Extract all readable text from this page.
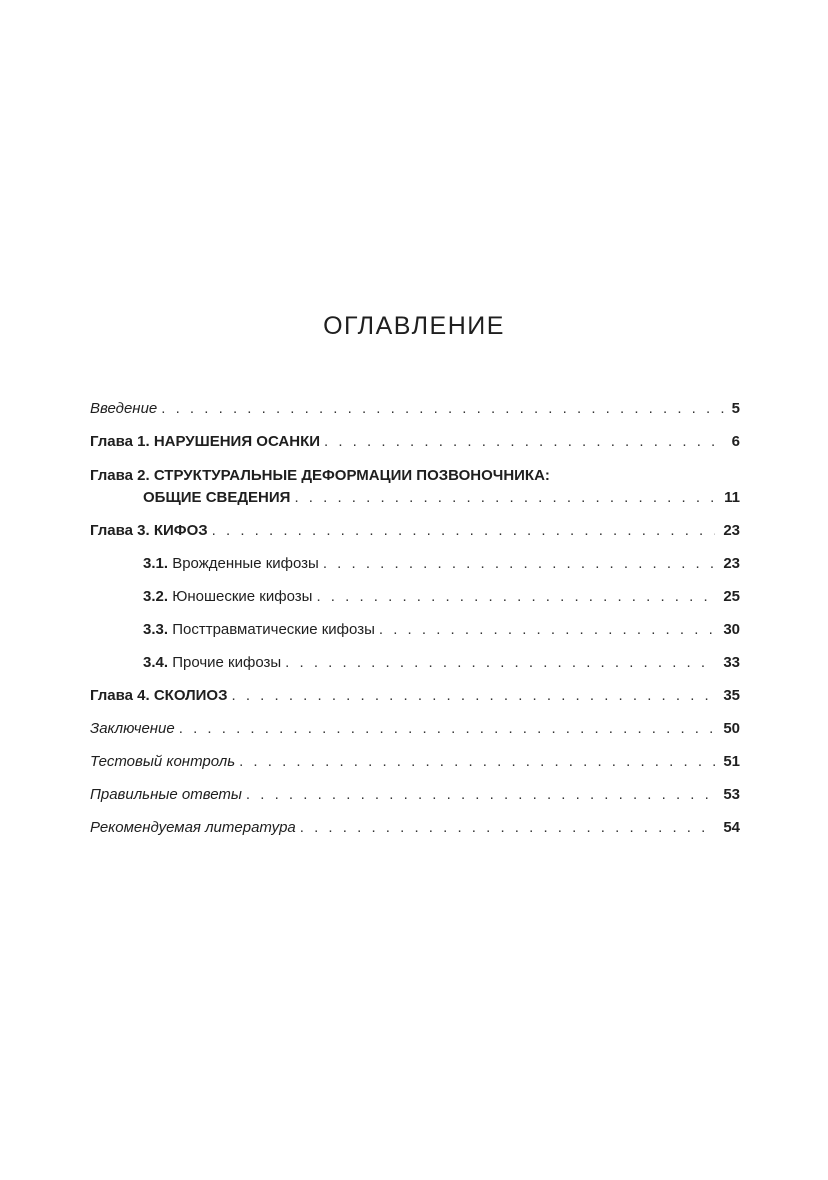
ОГЛАВЛЕНИЕ
Введение . . .	5
Глава 1. НАРУШЕНИЯ ОСАНКИ . . .	6
Глава 2. СТРУКТУРАЛЬНЫЕ ДЕФОРМАЦИИ ПОЗВОНОЧНИКА:
ОБЩИЕ СВЕДЕНИЯ . . .	11
Глава 3. КИФОЗ . . .	23
3.1. Врожденные кифозы . . .	23
3.2. Юношеские кифозы . . .	25
3.3. Посттравматические кифозы . . .	30
3.4. Прочие кифозы . . .	33
Глава 4. СКОЛИОЗ . . .	35
Заключение . . .	50
Тестовый контроль . . .	51
Правильные ответы . . .	53
Рекомендуемая литература . . .	54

#### [What this task involves]
From the listing above, copy out each line where the word "Глава" appears.

#### [Answer]
Глава 1. НАРУШЕНИЯ ОСАНКИ . . .	6
Глава 2. СТРУКТУРАЛЬНЫЕ ДЕФОРМАЦИИ ПОЗВОНОЧНИКА:
Глава 3. КИФОЗ . . .	23
Глава 4. СКОЛИОЗ . . .	35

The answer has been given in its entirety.